What you should do - Transcribe all of the material exactly. Any picture in it should be left out.
-------- Provided data --------
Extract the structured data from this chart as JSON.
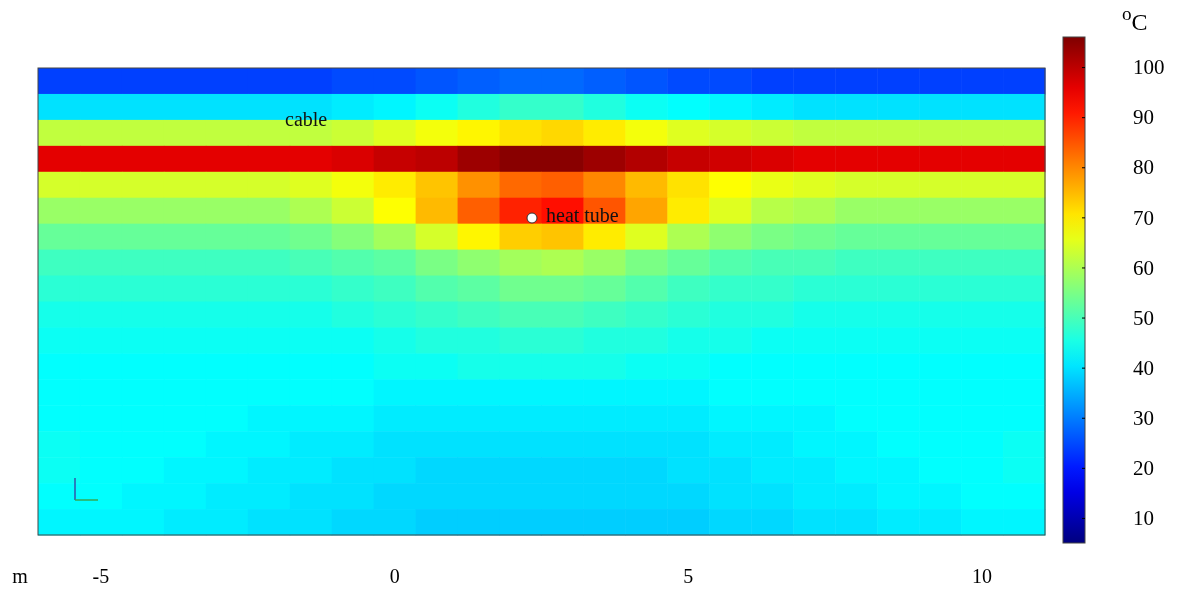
{
  "chart_data": {
    "type": "heatmap",
    "xlabel": "m",
    "clabel": "$^{o}$C",
    "categories": [
      null,
      "-5",
      null,
      null,
      null,
      null,
      null,
      null,
      "0",
      null,
      null,
      null,
      null,
      null,
      null,
      "5",
      null,
      null,
      null,
      null,
      null,
      null,
      "10",
      null
    ],
    "y_categories": [
      null,
      null,
      null,
      null,
      null,
      null,
      null,
      null,
      null,
      null,
      null,
      null,
      null,
      null,
      null,
      null,
      null,
      null
    ],
    "cells": [
      [
        24,
        24,
        24,
        24,
        24,
        24,
        24,
        25,
        25,
        26,
        27,
        28,
        28,
        27,
        26,
        25,
        25,
        24,
        24,
        24,
        24,
        24,
        24,
        24
      ],
      [
        40,
        40,
        40,
        40,
        40,
        40,
        40,
        41,
        42,
        44,
        46,
        48,
        48,
        46,
        44,
        43,
        42,
        41,
        40,
        40,
        40,
        40,
        40,
        40
      ],
      [
        62,
        62,
        62,
        62,
        62,
        62,
        62,
        63,
        65,
        67,
        69,
        71,
        72,
        70,
        67,
        65,
        64,
        63,
        62,
        62,
        62,
        62,
        62,
        62
      ],
      [
        96,
        96,
        96,
        96,
        96,
        96,
        96,
        97,
        99,
        100,
        103,
        105,
        105,
        103,
        101,
        99,
        98,
        97,
        96,
        96,
        96,
        96,
        96,
        96
      ],
      [
        64,
        64,
        64,
        64,
        64,
        64,
        65,
        67,
        70,
        74,
        79,
        83,
        84,
        80,
        75,
        71,
        68,
        66,
        65,
        64,
        64,
        64,
        64,
        64
      ],
      [
        58,
        58,
        58,
        58,
        58,
        58,
        60,
        63,
        68,
        75,
        84,
        90,
        92,
        85,
        77,
        70,
        65,
        61,
        60,
        58,
        58,
        58,
        58,
        58
      ],
      [
        53,
        53,
        53,
        53,
        53,
        53,
        54,
        56,
        59,
        64,
        69,
        73,
        74,
        70,
        65,
        60,
        57,
        55,
        54,
        53,
        53,
        53,
        53,
        53
      ],
      [
        49,
        49,
        49,
        49,
        49,
        49,
        50,
        51,
        52,
        55,
        57,
        59,
        60,
        58,
        55,
        53,
        51,
        50,
        50,
        49,
        49,
        49,
        49,
        49
      ],
      [
        47,
        47,
        47,
        47,
        47,
        47,
        47,
        48,
        49,
        51,
        52,
        54,
        54,
        53,
        51,
        49,
        48,
        48,
        47,
        47,
        47,
        47,
        47,
        47
      ],
      [
        45,
        45,
        45,
        45,
        45,
        45,
        45,
        46,
        47,
        48,
        49,
        50,
        50,
        49,
        48,
        47,
        46,
        46,
        45,
        45,
        45,
        45,
        45,
        45
      ],
      [
        44,
        44,
        44,
        44,
        44,
        44,
        44,
        44,
        45,
        46,
        46,
        47,
        47,
        46,
        46,
        45,
        45,
        44,
        44,
        44,
        44,
        44,
        44,
        44
      ],
      [
        43,
        43,
        43,
        43,
        43,
        43,
        43,
        43,
        44,
        44,
        45,
        45,
        45,
        45,
        44,
        44,
        43,
        43,
        43,
        43,
        43,
        43,
        43,
        43
      ],
      [
        43,
        43,
        43,
        43,
        43,
        43,
        43,
        43,
        42,
        42,
        42,
        42,
        42,
        42,
        42,
        42,
        43,
        43,
        43,
        43,
        43,
        43,
        43,
        43
      ],
      [
        43,
        43,
        43,
        43,
        43,
        42,
        42,
        42,
        41,
        41,
        41,
        41,
        41,
        41,
        41,
        41,
        42,
        42,
        42,
        43,
        43,
        43,
        43,
        43
      ],
      [
        44,
        43,
        43,
        43,
        42,
        42,
        41,
        41,
        40,
        40,
        40,
        40,
        40,
        40,
        40,
        40,
        41,
        41,
        42,
        42,
        43,
        43,
        43,
        44
      ],
      [
        44,
        43,
        43,
        42,
        42,
        41,
        41,
        40,
        40,
        39,
        39,
        39,
        39,
        39,
        39,
        40,
        40,
        41,
        41,
        42,
        42,
        43,
        43,
        44
      ],
      [
        43,
        43,
        42,
        42,
        41,
        41,
        40,
        40,
        39,
        39,
        39,
        39,
        39,
        39,
        39,
        39,
        40,
        40,
        41,
        41,
        42,
        42,
        43,
        43
      ],
      [
        42,
        42,
        42,
        41,
        41,
        40,
        40,
        39,
        39,
        38,
        38,
        38,
        38,
        38,
        38,
        38,
        39,
        39,
        40,
        40,
        41,
        41,
        42,
        42
      ]
    ],
    "clim": [
      5,
      106
    ],
    "cticks": [
      10,
      20,
      30,
      40,
      50,
      60,
      70,
      80,
      90,
      100
    ],
    "annotations": [
      "cable",
      "heat tube"
    ]
  }
}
--------
Exercise response -
Extract the structured data from this chart as JSON.
{
  "chart_data": {
    "type": "heatmap",
    "xlabel": "m",
    "clabel": "$^{o}$C",
    "categories": [
      null,
      "-5",
      null,
      null,
      null,
      null,
      null,
      null,
      "0",
      null,
      null,
      null,
      null,
      null,
      null,
      "5",
      null,
      null,
      null,
      null,
      null,
      null,
      "10",
      null
    ],
    "y_categories": [
      null,
      null,
      null,
      null,
      null,
      null,
      null,
      null,
      null,
      null,
      null,
      null,
      null,
      null,
      null,
      null,
      null,
      null
    ],
    "cells": [
      [
        24,
        24,
        24,
        24,
        24,
        24,
        24,
        25,
        25,
        26,
        27,
        28,
        28,
        27,
        26,
        25,
        25,
        24,
        24,
        24,
        24,
        24,
        24,
        24
      ],
      [
        40,
        40,
        40,
        40,
        40,
        40,
        40,
        41,
        42,
        44,
        46,
        48,
        48,
        46,
        44,
        43,
        42,
        41,
        40,
        40,
        40,
        40,
        40,
        40
      ],
      [
        62,
        62,
        62,
        62,
        62,
        62,
        62,
        63,
        65,
        67,
        69,
        71,
        72,
        70,
        67,
        65,
        64,
        63,
        62,
        62,
        62,
        62,
        62,
        62
      ],
      [
        96,
        96,
        96,
        96,
        96,
        96,
        96,
        97,
        99,
        100,
        103,
        105,
        105,
        103,
        101,
        99,
        98,
        97,
        96,
        96,
        96,
        96,
        96,
        96
      ],
      [
        64,
        64,
        64,
        64,
        64,
        64,
        65,
        67,
        70,
        74,
        79,
        83,
        84,
        80,
        75,
        71,
        68,
        66,
        65,
        64,
        64,
        64,
        64,
        64
      ],
      [
        58,
        58,
        58,
        58,
        58,
        58,
        60,
        63,
        68,
        75,
        84,
        90,
        92,
        85,
        77,
        70,
        65,
        61,
        60,
        58,
        58,
        58,
        58,
        58
      ],
      [
        53,
        53,
        53,
        53,
        53,
        53,
        54,
        56,
        59,
        64,
        69,
        73,
        74,
        70,
        65,
        60,
        57,
        55,
        54,
        53,
        53,
        53,
        53,
        53
      ],
      [
        49,
        49,
        49,
        49,
        49,
        49,
        50,
        51,
        52,
        55,
        57,
        59,
        60,
        58,
        55,
        53,
        51,
        50,
        50,
        49,
        49,
        49,
        49,
        49
      ],
      [
        47,
        47,
        47,
        47,
        47,
        47,
        47,
        48,
        49,
        51,
        52,
        54,
        54,
        53,
        51,
        49,
        48,
        48,
        47,
        47,
        47,
        47,
        47,
        47
      ],
      [
        45,
        45,
        45,
        45,
        45,
        45,
        45,
        46,
        47,
        48,
        49,
        50,
        50,
        49,
        48,
        47,
        46,
        46,
        45,
        45,
        45,
        45,
        45,
        45
      ],
      [
        44,
        44,
        44,
        44,
        44,
        44,
        44,
        44,
        45,
        46,
        46,
        47,
        47,
        46,
        46,
        45,
        45,
        44,
        44,
        44,
        44,
        44,
        44,
        44
      ],
      [
        43,
        43,
        43,
        43,
        43,
        43,
        43,
        43,
        44,
        44,
        45,
        45,
        45,
        45,
        44,
        44,
        43,
        43,
        43,
        43,
        43,
        43,
        43,
        43
      ],
      [
        43,
        43,
        43,
        43,
        43,
        43,
        43,
        43,
        42,
        42,
        42,
        42,
        42,
        42,
        42,
        42,
        43,
        43,
        43,
        43,
        43,
        43,
        43,
        43
      ],
      [
        43,
        43,
        43,
        43,
        43,
        42,
        42,
        42,
        41,
        41,
        41,
        41,
        41,
        41,
        41,
        41,
        42,
        42,
        42,
        43,
        43,
        43,
        43,
        43
      ],
      [
        44,
        43,
        43,
        43,
        42,
        42,
        41,
        41,
        40,
        40,
        40,
        40,
        40,
        40,
        40,
        40,
        41,
        41,
        42,
        42,
        43,
        43,
        43,
        44
      ],
      [
        44,
        43,
        43,
        42,
        42,
        41,
        41,
        40,
        40,
        39,
        39,
        39,
        39,
        39,
        39,
        40,
        40,
        41,
        41,
        42,
        42,
        43,
        43,
        44
      ],
      [
        43,
        43,
        42,
        42,
        41,
        41,
        40,
        40,
        39,
        39,
        39,
        39,
        39,
        39,
        39,
        39,
        40,
        40,
        41,
        41,
        42,
        42,
        43,
        43
      ],
      [
        42,
        42,
        42,
        41,
        41,
        40,
        40,
        39,
        39,
        38,
        38,
        38,
        38,
        38,
        38,
        38,
        39,
        39,
        40,
        40,
        41,
        41,
        42,
        42
      ]
    ],
    "clim": [
      5,
      106
    ],
    "cticks": [
      10,
      20,
      30,
      40,
      50,
      60,
      70,
      80,
      90,
      100
    ],
    "annotations": [
      "cable",
      "heat tube"
    ]
  }
}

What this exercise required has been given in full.